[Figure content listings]
__________________________________________________

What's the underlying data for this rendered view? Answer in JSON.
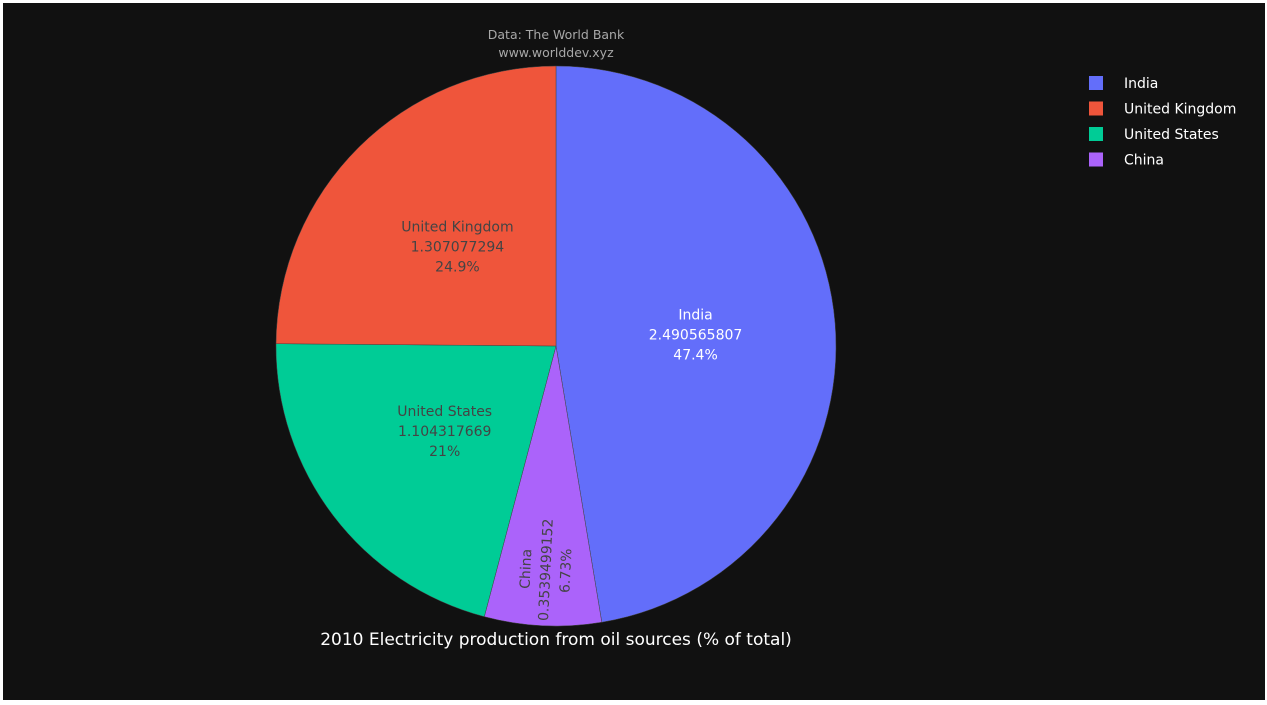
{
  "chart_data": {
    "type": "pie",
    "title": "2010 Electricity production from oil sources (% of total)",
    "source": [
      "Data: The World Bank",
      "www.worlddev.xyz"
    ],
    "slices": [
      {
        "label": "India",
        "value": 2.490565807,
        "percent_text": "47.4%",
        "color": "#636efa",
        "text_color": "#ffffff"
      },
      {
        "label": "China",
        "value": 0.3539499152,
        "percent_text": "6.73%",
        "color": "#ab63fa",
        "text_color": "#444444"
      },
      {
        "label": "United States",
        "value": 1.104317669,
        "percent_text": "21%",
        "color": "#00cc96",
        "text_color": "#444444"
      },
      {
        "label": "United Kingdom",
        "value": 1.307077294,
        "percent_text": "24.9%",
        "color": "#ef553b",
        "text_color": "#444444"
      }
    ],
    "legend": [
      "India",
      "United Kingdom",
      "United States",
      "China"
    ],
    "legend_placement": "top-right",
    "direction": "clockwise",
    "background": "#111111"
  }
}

__________________________________________________

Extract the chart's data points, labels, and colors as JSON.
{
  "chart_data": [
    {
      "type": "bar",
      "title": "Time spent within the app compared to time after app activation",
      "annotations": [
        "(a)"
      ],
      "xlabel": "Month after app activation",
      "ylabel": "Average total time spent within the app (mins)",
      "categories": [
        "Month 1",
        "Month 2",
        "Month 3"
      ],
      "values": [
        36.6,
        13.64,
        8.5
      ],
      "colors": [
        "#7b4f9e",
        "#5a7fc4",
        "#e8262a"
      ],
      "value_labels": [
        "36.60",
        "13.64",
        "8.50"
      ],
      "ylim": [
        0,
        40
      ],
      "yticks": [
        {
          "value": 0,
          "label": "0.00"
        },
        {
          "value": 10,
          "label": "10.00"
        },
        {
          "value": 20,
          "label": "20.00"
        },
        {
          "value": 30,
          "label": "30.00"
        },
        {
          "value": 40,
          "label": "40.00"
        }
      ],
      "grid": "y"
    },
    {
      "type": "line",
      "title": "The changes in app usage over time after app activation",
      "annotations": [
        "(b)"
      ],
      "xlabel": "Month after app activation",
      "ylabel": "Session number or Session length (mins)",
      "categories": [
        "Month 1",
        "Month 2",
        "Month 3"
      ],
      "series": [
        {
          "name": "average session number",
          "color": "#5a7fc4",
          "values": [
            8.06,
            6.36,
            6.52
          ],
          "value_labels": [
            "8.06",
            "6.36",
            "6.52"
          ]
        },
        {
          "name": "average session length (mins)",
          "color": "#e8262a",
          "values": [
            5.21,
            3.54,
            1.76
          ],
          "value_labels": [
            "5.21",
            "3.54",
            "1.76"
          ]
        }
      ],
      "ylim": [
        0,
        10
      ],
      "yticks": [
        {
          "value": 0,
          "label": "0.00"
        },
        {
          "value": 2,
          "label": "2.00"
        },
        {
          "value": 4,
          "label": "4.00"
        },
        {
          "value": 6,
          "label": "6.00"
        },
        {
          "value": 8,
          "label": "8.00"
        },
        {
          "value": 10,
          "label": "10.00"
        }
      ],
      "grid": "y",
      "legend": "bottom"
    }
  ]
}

__________________________________________________

Write out each line of the data that holds the string "activation".

• **Answer to this problem**
      "title": "Time spent within the app compared to time after app activation",
      "xlabel": "Month after app activation",
      "title": "The changes in app usage over time after app activation",
      "xlabel": "Month after app activation",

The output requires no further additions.